Testing clojure.test.example

Ran 5 tests containing 11 assertions.
0 failures, 0 errors.
This approach works fine for our current sample file; however, it seems like a better solution would be to stop reporting namespaces that do not contain any tests. The following snippet changes the report multimethod to ignore namespaces that don't contain any tests.
(defmethod report :begin-test-ns [m]
    (with-test-out
      <b>(when (some #(:test (meta %)) (vals (ns-interns (:ns m))))</b>
        (println "\nTesting" (ns-name (:ns m))))))
If you're just getting started, don't worry you don't need to understand what's going on in that snippet. I've copied the original report method and made it conditional by adding the code in bold. As a result, the namespace is only printed if it contains any tests.

Now that our results are clean, let's talk about ways of getting those results.

Adding calls to the run-all-tests function isn't a big deal when working with one namespace; however, you'll need to get clever when you want to run a suite of tests. I've been told that leiningen and Maven have tasks that allow you to run all the tests. You might want to start there. I don't currently use either one, and I'm lazy. I don't want to set up either, especially since all I want to do is run all my tests.

It turns out it's very easy to add a shutdown hook in Java. So, as a simple solution, I run all my tests from the Java shutdown hook.
(.addShutdownHook
 (Runtime/getRuntime)
 (proxy [Thread] []
   (run []
 (run-all-tests))))
In general, I create a test_helper.clj with the following code.
(ns test-helper
  (:use clojure.test))

(defmethod report :begin-test-ns [m]
    (with-test-out
      (if (some #(:test (meta %)) (vals (ns-interns (:ns m))))
        (println "\nTesting" (ns-name (:ns m))))))

(.addShutdownHook
 (Runtime/getRuntime)
 (proxy [Thread] []
   (run []
 (run-all-tests))))

- _Problems to work on_
A. Answer these questions on the text on running Clojure tests, and mark each answer with its number:
(i) How many tests and assertions does the sample run report?
(ii) Which two tools does the author say have tasks to run all the tests?
(iii) From what does the author run all the tests?
B. Summarize the text on running Clojure tests in two sentences.

[Document understanding data]
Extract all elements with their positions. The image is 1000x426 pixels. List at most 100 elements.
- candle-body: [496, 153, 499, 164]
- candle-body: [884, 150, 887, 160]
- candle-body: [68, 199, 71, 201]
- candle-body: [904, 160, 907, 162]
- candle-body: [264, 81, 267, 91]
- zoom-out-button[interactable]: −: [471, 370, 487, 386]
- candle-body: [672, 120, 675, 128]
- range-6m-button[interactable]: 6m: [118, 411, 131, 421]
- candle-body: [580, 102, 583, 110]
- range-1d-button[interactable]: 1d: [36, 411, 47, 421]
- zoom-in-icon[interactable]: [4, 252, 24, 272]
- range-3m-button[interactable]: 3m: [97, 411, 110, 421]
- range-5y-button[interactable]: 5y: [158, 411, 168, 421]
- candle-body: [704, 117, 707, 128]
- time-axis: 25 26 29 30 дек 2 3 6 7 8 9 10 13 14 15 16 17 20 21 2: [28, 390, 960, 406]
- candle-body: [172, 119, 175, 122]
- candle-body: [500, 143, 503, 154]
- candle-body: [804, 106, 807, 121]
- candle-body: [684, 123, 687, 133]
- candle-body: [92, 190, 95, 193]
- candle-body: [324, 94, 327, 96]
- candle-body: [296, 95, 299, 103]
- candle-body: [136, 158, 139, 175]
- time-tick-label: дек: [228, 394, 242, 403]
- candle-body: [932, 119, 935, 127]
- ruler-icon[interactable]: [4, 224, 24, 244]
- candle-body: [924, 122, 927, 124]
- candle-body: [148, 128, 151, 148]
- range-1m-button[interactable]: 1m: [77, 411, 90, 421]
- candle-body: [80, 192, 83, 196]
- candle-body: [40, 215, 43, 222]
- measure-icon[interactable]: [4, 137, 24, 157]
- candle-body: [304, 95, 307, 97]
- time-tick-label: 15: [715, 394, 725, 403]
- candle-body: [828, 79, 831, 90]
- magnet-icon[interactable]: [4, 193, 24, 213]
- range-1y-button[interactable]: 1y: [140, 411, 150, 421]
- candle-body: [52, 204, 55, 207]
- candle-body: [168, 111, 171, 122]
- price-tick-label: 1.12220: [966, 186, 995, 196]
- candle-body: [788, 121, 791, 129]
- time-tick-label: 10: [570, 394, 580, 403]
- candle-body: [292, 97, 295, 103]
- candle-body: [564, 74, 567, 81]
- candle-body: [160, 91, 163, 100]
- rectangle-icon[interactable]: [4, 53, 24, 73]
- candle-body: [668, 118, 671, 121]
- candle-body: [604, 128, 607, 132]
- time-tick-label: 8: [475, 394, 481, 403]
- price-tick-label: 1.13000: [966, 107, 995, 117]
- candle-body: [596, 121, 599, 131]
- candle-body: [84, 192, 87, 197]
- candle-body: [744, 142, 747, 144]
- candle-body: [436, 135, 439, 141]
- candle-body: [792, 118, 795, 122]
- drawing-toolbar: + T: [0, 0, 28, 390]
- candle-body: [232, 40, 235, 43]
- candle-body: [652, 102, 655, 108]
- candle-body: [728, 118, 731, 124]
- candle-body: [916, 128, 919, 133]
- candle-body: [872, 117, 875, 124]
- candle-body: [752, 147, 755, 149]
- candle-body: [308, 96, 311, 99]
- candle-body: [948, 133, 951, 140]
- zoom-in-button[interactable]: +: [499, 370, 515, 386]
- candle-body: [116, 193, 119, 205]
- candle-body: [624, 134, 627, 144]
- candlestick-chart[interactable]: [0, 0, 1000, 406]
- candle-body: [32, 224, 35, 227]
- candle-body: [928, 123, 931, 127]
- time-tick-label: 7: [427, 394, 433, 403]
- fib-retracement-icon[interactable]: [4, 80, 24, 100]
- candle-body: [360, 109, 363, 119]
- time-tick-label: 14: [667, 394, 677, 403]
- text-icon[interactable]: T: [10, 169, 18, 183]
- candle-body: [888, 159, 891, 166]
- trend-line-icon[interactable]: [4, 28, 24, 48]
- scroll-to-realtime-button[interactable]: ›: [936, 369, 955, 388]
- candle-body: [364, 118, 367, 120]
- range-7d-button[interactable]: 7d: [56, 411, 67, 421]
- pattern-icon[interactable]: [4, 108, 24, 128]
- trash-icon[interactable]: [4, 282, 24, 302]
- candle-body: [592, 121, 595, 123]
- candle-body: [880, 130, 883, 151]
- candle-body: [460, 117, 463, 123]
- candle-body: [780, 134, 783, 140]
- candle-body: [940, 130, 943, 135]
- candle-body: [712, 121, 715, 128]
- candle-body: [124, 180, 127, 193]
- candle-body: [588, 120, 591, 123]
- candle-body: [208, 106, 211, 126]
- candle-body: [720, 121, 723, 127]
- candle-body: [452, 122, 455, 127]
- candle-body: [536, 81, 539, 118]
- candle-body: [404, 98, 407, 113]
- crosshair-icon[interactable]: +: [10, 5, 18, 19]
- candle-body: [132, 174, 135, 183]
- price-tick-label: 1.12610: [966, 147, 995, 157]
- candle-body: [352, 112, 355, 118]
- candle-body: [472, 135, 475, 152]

- _Your written answers_
A.
(i) 5 tests containing 11 assertions.
(ii) Leiningen and Maven.
(iii) The Java shutdown hook.

B. The author makes the original report method conditional so that it prints a namespace only if the namespace contains tests. Instead of setting up leiningen or Maven, the author runs all tests from a Java shutdown hook and generally puts this code in a test_helper.clj file.